* [Goal]:
Within the records below, find each line that holds the string "title", then copy it.

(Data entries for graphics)
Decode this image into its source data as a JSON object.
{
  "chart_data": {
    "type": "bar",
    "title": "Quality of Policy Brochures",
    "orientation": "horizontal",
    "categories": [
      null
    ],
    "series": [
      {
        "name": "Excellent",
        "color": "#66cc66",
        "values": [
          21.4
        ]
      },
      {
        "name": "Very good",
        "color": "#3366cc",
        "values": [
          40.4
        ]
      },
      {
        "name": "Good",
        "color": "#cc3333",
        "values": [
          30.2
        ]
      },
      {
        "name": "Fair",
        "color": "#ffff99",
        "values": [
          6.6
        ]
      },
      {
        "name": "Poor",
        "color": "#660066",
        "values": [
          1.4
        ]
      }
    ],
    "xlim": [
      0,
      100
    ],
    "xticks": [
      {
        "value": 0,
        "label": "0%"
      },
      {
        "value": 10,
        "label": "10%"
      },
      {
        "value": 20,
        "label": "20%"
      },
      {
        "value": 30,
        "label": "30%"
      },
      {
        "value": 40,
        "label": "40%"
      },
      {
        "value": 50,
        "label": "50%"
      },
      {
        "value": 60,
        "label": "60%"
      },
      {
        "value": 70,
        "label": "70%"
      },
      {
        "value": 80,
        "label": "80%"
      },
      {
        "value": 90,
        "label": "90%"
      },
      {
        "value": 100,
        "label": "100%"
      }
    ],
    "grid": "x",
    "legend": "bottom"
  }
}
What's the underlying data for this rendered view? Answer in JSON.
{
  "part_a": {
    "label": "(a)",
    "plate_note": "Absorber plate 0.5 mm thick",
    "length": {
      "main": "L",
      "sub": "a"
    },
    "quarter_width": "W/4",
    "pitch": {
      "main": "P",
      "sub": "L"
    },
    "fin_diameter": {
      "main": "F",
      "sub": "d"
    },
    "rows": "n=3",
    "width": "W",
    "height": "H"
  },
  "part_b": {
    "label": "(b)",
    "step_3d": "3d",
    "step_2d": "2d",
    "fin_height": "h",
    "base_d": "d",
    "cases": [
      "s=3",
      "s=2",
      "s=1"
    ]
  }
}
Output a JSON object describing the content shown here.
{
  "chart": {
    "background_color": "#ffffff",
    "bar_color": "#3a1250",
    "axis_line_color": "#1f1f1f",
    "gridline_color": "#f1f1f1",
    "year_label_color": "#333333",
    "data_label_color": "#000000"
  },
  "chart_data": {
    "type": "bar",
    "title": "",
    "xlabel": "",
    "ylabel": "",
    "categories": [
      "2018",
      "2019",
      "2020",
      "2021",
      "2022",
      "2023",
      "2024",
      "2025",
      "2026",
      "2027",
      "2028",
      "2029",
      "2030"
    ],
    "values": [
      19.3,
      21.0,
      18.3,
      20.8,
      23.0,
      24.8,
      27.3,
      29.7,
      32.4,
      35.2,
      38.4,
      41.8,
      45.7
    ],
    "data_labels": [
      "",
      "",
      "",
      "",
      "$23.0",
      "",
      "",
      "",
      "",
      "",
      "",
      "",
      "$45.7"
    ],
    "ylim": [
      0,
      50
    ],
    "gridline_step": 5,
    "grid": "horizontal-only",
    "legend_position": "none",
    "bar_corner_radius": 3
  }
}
---
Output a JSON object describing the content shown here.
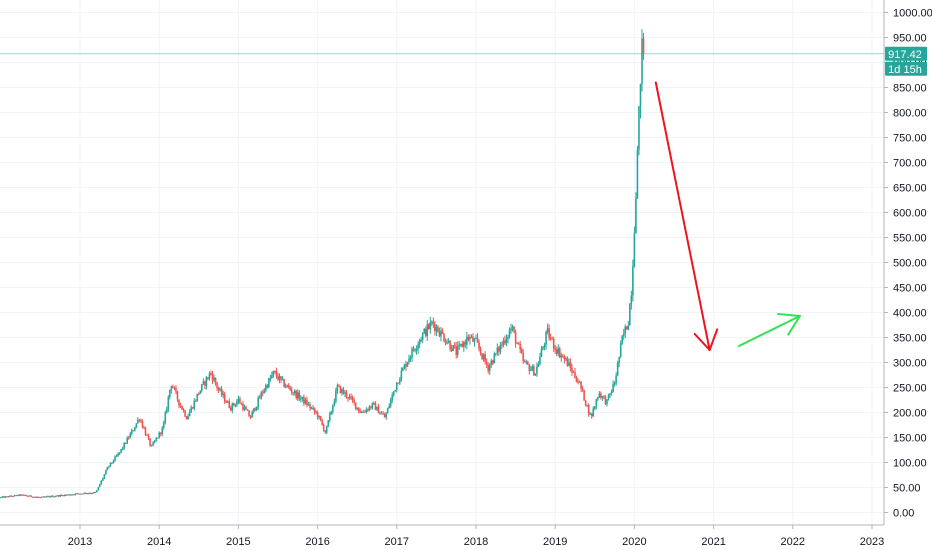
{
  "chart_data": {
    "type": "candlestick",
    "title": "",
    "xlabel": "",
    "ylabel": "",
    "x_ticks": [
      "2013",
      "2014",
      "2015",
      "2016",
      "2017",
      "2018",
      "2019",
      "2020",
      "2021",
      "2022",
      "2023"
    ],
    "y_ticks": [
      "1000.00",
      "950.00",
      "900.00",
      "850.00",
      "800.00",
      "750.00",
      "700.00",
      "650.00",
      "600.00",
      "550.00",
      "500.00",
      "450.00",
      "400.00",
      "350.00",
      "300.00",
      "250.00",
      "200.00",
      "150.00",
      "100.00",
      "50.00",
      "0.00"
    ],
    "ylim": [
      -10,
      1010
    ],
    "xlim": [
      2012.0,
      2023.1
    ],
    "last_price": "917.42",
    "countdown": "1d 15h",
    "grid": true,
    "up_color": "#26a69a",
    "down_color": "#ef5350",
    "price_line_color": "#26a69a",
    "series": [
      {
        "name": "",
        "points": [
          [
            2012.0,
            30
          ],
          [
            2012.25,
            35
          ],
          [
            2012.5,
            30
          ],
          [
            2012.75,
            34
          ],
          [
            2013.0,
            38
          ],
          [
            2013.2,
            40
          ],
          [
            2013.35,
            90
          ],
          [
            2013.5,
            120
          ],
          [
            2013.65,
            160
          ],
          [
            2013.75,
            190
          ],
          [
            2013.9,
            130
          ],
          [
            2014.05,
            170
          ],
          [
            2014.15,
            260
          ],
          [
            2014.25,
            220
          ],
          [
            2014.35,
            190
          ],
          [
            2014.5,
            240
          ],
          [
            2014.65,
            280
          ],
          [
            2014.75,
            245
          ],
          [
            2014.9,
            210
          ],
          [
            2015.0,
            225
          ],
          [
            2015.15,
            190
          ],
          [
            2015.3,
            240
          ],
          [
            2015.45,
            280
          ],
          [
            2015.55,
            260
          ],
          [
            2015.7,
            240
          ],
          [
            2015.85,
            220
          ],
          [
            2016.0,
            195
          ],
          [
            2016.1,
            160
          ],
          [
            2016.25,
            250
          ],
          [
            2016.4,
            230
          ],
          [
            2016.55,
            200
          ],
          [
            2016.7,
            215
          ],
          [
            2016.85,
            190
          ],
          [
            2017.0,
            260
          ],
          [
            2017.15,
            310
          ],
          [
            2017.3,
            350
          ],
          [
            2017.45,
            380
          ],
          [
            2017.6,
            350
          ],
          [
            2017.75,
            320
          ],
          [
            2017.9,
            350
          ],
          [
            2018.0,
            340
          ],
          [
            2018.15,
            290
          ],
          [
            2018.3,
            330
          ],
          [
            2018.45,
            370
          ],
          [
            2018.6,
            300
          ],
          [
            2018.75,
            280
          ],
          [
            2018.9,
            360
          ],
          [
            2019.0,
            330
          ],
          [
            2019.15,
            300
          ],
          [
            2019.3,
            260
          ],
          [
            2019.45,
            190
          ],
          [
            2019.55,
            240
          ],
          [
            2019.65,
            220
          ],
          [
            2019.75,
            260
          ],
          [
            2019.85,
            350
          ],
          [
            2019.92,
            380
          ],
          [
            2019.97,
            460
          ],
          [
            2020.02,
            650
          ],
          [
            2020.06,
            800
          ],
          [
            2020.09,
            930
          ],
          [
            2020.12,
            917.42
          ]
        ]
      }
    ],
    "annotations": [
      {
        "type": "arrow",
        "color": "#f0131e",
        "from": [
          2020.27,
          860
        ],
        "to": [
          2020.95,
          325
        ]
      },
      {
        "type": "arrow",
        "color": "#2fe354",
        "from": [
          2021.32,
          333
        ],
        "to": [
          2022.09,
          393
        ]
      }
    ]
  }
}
--
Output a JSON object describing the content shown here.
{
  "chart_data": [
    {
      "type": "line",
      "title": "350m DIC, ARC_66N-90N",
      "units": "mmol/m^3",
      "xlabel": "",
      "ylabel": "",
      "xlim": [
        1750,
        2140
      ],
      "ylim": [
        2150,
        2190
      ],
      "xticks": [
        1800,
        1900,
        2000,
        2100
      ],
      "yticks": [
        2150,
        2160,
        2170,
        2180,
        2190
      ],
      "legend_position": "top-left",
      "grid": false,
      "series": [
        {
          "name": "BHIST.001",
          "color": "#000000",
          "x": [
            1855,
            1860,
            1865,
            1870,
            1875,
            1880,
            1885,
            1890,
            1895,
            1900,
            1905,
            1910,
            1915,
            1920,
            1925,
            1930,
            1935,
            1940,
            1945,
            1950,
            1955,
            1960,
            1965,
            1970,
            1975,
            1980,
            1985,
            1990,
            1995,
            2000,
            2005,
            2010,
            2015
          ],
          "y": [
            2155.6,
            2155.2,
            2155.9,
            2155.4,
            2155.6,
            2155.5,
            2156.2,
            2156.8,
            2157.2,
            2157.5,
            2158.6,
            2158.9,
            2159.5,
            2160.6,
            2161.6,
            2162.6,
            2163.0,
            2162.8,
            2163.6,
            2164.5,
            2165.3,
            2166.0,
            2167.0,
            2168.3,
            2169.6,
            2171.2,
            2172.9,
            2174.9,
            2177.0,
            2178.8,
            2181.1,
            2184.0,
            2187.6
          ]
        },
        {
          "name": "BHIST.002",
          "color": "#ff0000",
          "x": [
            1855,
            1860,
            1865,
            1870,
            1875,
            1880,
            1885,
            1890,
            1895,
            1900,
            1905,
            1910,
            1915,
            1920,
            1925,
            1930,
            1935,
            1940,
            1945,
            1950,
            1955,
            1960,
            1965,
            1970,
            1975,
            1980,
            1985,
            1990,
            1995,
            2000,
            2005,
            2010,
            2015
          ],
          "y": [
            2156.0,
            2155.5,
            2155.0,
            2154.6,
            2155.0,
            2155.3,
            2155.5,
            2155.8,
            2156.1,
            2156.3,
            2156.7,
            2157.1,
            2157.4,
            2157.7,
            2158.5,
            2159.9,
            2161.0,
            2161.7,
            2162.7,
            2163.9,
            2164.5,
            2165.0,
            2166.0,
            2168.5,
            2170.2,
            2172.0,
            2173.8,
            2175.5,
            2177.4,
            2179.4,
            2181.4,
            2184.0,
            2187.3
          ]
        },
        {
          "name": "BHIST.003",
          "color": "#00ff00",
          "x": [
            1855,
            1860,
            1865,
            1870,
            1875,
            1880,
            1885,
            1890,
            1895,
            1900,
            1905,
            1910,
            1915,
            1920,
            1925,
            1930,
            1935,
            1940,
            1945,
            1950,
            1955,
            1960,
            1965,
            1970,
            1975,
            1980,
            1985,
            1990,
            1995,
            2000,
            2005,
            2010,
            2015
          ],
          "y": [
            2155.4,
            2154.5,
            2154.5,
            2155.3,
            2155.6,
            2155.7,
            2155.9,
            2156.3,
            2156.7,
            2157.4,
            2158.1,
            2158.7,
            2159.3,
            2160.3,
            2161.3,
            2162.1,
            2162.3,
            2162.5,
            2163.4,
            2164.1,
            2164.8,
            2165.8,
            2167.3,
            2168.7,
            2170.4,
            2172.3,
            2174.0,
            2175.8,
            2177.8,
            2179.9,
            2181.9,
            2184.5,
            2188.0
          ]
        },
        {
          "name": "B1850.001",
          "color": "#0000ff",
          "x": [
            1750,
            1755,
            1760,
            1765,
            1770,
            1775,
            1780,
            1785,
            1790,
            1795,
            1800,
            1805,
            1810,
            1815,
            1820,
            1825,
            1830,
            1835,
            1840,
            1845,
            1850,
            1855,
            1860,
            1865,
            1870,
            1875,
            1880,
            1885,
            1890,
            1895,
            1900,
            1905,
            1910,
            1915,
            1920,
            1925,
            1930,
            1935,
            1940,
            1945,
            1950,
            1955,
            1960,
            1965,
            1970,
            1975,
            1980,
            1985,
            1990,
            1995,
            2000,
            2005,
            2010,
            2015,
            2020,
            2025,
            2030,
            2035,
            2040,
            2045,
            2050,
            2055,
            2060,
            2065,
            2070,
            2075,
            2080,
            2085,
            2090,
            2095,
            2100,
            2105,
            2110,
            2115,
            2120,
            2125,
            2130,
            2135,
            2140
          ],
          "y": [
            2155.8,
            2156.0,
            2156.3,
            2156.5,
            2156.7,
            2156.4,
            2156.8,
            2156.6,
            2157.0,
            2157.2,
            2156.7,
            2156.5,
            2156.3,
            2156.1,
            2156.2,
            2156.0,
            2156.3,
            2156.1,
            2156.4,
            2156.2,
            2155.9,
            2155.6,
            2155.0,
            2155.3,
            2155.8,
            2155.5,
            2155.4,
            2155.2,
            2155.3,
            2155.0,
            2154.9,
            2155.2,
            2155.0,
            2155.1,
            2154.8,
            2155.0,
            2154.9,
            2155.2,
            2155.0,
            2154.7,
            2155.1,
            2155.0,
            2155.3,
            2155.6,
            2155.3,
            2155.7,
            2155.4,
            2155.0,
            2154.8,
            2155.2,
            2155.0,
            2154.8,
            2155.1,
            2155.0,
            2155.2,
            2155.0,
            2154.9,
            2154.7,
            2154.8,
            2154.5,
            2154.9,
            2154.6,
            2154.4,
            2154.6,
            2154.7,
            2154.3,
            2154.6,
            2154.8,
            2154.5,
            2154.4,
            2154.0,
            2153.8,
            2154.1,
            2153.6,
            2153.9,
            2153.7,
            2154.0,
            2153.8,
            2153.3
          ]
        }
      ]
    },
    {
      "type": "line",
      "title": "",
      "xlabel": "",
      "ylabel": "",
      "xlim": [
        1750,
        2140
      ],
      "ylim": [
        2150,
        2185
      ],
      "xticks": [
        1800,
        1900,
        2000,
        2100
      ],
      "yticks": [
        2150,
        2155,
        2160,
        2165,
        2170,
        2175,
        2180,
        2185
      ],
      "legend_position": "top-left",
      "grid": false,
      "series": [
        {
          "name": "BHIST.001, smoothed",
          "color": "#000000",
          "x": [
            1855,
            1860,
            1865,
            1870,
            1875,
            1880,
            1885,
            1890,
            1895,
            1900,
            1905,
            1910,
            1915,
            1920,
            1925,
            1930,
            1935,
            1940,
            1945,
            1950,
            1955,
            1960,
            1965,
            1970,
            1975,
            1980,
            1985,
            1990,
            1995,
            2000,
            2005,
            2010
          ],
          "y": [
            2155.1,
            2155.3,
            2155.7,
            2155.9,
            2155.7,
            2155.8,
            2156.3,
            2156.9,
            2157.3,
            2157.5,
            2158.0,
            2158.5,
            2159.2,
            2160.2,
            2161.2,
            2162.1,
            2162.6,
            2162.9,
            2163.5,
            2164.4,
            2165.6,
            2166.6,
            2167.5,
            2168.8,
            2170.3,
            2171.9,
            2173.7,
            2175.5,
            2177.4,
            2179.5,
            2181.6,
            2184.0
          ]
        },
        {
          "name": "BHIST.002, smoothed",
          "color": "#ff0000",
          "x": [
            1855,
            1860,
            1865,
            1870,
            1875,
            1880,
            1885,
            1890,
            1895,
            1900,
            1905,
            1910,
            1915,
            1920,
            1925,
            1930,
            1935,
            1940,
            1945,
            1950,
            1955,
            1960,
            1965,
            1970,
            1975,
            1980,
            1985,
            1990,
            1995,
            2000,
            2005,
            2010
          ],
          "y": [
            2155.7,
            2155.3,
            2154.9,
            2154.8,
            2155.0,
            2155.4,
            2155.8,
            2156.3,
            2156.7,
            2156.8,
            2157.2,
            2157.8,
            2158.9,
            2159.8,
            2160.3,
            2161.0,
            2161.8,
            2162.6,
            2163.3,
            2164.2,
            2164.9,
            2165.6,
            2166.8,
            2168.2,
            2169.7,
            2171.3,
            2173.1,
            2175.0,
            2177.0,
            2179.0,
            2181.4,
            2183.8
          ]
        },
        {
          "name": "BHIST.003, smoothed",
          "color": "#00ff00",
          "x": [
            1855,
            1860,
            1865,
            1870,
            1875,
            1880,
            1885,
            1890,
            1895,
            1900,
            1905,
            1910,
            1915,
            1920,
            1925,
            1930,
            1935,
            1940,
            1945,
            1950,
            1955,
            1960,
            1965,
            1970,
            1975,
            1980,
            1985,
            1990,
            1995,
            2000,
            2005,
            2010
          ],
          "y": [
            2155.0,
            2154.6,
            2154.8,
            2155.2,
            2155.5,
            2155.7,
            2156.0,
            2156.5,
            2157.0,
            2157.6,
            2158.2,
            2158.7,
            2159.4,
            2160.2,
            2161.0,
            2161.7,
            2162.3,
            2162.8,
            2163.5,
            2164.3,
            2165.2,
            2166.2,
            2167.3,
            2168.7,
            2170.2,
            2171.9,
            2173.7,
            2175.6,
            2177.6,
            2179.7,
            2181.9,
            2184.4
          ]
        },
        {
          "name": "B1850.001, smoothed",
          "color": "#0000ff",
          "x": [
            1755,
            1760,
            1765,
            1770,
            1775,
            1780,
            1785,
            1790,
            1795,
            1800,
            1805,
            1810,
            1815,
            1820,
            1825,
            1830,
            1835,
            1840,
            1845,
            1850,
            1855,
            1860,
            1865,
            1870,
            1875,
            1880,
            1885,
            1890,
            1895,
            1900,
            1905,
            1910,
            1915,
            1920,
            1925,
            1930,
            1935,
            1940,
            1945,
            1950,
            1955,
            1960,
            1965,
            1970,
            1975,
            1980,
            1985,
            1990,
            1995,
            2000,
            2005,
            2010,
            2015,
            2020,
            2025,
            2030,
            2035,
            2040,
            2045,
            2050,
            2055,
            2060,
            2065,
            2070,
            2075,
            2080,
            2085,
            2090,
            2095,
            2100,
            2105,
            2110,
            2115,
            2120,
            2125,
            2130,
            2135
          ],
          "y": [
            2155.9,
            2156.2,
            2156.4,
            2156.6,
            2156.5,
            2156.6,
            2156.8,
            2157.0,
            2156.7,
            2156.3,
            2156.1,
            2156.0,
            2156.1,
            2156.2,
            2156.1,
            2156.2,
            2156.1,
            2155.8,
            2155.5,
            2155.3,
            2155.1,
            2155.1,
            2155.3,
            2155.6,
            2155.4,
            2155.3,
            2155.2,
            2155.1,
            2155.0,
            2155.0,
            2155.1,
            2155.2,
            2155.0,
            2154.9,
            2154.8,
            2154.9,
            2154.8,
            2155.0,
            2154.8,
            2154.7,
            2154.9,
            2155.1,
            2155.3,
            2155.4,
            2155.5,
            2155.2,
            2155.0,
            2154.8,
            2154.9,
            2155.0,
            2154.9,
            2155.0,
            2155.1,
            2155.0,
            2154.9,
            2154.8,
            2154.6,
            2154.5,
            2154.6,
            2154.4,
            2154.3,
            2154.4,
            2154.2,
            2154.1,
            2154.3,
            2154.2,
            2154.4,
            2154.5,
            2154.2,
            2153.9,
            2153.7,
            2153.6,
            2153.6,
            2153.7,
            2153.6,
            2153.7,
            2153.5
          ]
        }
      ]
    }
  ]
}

* [Finished answer]:
    "title": "Quality of Policy Brochures",
    "title": "",
    "title": "",
      "title": "350m DIC, ARC_66N-90N",
      "title": "",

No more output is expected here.